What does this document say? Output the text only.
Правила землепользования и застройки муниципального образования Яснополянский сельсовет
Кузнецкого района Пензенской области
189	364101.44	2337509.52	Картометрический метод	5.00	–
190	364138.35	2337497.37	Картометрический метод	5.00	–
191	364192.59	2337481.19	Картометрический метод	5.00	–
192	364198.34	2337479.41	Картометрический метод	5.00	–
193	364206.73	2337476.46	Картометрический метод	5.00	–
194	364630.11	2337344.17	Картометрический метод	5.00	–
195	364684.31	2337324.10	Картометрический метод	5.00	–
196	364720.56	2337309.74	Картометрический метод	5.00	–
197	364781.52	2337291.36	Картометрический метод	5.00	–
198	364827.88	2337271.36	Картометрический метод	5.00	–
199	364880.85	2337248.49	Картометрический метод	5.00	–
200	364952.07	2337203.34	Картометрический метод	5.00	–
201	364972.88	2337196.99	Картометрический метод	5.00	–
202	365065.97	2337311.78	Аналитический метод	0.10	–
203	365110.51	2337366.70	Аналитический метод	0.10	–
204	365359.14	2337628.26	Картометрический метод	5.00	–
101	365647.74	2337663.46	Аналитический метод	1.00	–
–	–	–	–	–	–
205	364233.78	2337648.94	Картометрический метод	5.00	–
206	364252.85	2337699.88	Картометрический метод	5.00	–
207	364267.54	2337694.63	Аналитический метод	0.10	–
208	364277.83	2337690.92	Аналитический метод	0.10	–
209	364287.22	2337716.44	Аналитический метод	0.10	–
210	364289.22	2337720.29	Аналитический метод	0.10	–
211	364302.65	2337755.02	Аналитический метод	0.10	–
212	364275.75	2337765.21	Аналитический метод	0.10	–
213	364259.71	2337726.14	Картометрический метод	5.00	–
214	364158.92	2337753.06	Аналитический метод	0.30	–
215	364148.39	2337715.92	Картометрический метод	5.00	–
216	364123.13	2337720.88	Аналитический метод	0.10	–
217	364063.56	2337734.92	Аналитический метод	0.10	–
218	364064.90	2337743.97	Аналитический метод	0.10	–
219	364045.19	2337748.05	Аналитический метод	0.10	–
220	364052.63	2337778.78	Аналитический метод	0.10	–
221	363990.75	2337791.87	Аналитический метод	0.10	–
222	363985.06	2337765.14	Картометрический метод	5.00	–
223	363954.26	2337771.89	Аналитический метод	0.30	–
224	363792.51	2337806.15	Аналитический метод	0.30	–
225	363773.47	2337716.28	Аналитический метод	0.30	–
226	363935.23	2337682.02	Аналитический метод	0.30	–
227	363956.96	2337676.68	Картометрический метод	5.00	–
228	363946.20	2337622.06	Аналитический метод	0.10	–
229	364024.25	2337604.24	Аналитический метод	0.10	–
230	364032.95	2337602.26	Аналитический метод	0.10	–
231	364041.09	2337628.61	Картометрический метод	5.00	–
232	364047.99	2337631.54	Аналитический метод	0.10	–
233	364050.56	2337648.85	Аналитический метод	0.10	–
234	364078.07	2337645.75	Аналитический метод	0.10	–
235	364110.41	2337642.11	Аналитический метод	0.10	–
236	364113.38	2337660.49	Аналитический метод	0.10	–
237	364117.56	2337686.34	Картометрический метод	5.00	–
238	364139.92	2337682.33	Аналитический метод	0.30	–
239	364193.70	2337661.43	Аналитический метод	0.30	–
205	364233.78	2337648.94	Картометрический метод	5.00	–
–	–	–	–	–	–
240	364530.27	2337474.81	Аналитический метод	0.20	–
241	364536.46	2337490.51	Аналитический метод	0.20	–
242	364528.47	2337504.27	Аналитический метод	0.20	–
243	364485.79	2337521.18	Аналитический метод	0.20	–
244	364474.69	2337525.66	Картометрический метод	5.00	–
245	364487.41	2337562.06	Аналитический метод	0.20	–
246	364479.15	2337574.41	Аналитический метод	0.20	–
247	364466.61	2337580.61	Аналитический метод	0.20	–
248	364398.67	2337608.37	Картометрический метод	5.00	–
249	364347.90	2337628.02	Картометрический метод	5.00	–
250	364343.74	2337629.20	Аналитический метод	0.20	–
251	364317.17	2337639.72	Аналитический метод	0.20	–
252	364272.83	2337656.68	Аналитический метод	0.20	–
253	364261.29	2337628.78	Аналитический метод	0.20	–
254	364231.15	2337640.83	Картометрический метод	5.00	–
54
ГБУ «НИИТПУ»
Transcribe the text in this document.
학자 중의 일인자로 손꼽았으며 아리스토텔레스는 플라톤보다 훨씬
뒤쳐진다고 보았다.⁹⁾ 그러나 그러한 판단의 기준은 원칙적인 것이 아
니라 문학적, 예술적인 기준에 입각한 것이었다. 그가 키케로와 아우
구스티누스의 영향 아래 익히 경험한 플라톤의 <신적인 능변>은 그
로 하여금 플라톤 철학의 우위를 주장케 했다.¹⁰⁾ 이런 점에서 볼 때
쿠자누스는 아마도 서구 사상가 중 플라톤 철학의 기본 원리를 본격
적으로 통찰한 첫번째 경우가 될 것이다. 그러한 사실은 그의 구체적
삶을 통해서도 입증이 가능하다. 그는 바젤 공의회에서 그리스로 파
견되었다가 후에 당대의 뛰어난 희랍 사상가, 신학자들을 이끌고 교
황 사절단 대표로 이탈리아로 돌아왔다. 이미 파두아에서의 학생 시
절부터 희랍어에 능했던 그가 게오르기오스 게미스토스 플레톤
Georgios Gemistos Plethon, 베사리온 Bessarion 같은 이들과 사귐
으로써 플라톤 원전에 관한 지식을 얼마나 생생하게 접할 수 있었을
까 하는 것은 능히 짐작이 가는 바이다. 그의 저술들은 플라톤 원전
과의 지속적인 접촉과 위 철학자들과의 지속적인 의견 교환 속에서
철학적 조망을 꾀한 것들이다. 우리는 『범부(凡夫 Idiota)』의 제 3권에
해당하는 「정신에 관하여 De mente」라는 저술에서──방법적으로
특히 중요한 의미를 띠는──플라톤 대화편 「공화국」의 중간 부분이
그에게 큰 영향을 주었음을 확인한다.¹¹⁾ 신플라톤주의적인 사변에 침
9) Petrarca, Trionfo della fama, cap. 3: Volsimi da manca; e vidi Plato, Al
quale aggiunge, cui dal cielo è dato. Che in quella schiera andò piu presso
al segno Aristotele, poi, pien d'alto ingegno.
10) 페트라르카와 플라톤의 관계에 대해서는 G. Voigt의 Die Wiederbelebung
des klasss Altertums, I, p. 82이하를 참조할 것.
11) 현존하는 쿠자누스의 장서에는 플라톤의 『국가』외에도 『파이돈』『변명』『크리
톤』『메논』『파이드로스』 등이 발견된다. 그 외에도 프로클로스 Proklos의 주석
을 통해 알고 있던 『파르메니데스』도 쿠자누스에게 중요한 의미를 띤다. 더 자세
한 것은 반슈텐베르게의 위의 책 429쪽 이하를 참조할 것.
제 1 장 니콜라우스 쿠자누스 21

════════

▶ _What the task asks_: Reproduce exactly the lines from the one containing "Transcribe the text in this document." through the last line of the records above, including both, and nothing else.

▶ _Task response_:
Transcribe the text in this document.
학자 중의 일인자로 손꼽았으며 아리스토텔레스는 플라톤보다 훨씬
뒤쳐진다고 보았다.⁹⁾ 그러나 그러한 판단의 기준은 원칙적인 것이 아
니라 문학적, 예술적인 기준에 입각한 것이었다. 그가 키케로와 아우
구스티누스의 영향 아래 익히 경험한 플라톤의 <신적인 능변>은 그
로 하여금 플라톤 철학의 우위를 주장케 했다.¹⁰⁾ 이런 점에서 볼 때
쿠자누스는 아마도 서구 사상가 중 플라톤 철학의 기본 원리를 본격
적으로 통찰한 첫번째 경우가 될 것이다. 그러한 사실은 그의 구체적
삶을 통해서도 입증이 가능하다. 그는 바젤 공의회에서 그리스로 파
견되었다가 후에 당대의 뛰어난 희랍 사상가, 신학자들을 이끌고 교
황 사절단 대표로 이탈리아로 돌아왔다. 이미 파두아에서의 학생 시
절부터 희랍어에 능했던 그가 게오르기오스 게미스토스 플레톤
Georgios Gemistos Plethon, 베사리온 Bessarion 같은 이들과 사귐
으로써 플라톤 원전에 관한 지식을 얼마나 생생하게 접할 수 있었을
까 하는 것은 능히 짐작이 가는 바이다. 그의 저술들은 플라톤 원전
과의 지속적인 접촉과 위 철학자들과의 지속적인 의견 교환 속에서
철학적 조망을 꾀한 것들이다. 우리는 『범부(凡夫 Idiota)』의 제 3권에
해당하는 「정신에 관하여 De mente」라는 저술에서──방법적으로
특히 중요한 의미를 띠는──플라톤 대화편 「공화국」의 중간 부분이
그에게 큰 영향을 주었음을 확인한다.¹¹⁾ 신플라톤주의적인 사변에 침
9) Petrarca, Trionfo della fama, cap. 3: Volsimi da manca; e vidi Plato, Al
quale aggiunge, cui dal cielo è dato. Che in quella schiera andò piu presso
al segno Aristotele, poi, pien d'alto ingegno.
10) 페트라르카와 플라톤의 관계에 대해서는 G. Voigt의 Die Wiederbelebung
des klasss Altertums, I, p. 82이하를 참조할 것.
11) 현존하는 쿠자누스의 장서에는 플라톤의 『국가』외에도 『파이돈』『변명』『크리
톤』『메논』『파이드로스』 등이 발견된다. 그 외에도 프로클로스 Proklos의 주석
을 통해 알고 있던 『파르메니데스』도 쿠자누스에게 중요한 의미를 띤다. 더 자세
한 것은 반슈텐베르게의 위의 책 429쪽 이하를 참조할 것.
제 1 장 니콜라우스 쿠자누스 21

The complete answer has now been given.